_EXERCISE_
Copy each line containing the word "Components" from the records that follow, please.

(Records from a collection of figures)
+++++

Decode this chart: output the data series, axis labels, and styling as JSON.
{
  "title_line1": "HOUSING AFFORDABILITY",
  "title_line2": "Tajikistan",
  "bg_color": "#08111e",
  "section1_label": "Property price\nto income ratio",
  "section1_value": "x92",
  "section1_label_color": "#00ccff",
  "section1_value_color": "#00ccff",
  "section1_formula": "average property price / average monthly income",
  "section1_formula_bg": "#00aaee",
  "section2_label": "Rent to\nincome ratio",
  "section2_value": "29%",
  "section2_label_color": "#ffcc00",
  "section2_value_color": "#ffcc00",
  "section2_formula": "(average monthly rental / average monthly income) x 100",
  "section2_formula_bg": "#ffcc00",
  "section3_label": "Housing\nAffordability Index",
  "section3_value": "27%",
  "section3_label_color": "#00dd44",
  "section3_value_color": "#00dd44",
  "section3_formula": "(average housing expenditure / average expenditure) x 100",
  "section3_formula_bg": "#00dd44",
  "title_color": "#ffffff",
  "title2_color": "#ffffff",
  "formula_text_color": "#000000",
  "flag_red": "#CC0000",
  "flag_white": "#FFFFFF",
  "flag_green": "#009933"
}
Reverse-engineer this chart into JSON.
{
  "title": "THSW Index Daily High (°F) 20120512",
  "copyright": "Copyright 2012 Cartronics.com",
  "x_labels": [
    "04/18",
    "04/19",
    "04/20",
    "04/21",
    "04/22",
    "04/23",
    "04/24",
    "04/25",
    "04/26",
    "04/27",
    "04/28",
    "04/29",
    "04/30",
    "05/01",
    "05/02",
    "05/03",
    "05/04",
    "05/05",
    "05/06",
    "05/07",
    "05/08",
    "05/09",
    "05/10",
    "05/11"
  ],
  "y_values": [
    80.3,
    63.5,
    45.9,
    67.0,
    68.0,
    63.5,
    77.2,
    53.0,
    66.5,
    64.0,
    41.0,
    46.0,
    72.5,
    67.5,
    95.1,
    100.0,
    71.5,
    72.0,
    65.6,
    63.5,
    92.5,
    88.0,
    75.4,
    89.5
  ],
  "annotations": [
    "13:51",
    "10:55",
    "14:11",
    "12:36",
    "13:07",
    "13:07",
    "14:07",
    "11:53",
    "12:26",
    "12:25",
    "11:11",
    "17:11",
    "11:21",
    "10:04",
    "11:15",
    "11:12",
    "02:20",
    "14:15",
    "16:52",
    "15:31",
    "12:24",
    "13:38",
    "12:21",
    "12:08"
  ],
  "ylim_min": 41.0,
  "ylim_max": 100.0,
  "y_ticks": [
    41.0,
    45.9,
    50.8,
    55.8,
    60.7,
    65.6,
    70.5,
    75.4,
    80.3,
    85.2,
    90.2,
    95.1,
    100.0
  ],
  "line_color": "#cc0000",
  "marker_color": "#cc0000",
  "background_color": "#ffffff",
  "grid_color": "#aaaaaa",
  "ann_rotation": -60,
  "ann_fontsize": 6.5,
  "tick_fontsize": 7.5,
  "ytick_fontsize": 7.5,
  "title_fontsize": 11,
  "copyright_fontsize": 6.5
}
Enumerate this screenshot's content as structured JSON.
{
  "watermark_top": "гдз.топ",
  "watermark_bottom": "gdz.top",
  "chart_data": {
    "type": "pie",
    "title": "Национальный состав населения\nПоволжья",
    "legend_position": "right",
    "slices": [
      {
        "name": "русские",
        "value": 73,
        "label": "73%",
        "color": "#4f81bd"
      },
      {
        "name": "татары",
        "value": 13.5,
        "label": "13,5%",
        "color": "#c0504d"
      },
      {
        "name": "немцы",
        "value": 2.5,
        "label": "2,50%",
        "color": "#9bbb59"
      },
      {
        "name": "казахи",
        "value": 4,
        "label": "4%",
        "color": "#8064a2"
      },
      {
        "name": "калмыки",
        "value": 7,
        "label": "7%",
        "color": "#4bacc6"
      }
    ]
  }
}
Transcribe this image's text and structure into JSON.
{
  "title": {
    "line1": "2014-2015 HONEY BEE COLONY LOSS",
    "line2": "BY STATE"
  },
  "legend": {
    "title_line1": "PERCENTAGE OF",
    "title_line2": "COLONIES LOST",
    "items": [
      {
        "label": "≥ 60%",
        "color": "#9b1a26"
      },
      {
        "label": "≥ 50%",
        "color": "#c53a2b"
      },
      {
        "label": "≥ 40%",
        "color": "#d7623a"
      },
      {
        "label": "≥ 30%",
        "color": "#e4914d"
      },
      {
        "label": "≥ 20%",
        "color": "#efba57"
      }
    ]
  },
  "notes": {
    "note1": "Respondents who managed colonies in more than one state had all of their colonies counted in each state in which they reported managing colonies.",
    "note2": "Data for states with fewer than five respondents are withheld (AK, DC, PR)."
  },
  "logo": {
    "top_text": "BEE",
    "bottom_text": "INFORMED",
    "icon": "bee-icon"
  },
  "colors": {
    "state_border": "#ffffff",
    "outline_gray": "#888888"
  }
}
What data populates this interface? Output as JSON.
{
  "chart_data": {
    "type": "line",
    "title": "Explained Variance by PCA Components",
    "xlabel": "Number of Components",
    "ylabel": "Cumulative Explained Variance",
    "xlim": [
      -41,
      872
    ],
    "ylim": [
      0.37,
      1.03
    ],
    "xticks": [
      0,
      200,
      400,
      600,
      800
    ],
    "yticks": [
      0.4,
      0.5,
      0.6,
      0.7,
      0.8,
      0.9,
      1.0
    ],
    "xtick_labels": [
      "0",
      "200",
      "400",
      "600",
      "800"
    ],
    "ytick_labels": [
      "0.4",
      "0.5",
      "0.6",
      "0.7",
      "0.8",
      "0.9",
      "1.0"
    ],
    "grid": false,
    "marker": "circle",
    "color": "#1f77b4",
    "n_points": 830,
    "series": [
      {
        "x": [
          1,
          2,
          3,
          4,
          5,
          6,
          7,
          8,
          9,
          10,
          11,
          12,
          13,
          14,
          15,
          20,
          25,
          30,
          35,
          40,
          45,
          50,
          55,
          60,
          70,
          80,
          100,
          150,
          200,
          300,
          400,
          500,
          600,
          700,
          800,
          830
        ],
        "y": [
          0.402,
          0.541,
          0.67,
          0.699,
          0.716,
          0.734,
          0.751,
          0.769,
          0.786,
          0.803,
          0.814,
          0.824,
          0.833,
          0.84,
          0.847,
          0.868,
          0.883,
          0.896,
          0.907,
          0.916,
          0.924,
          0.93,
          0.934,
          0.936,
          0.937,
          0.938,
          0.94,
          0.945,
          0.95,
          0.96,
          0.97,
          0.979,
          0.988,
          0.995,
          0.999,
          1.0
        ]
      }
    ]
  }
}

+++++

_ANSWER_
    "title": "Explained Variance by PCA Components",
    "xlabel": "Number of Components",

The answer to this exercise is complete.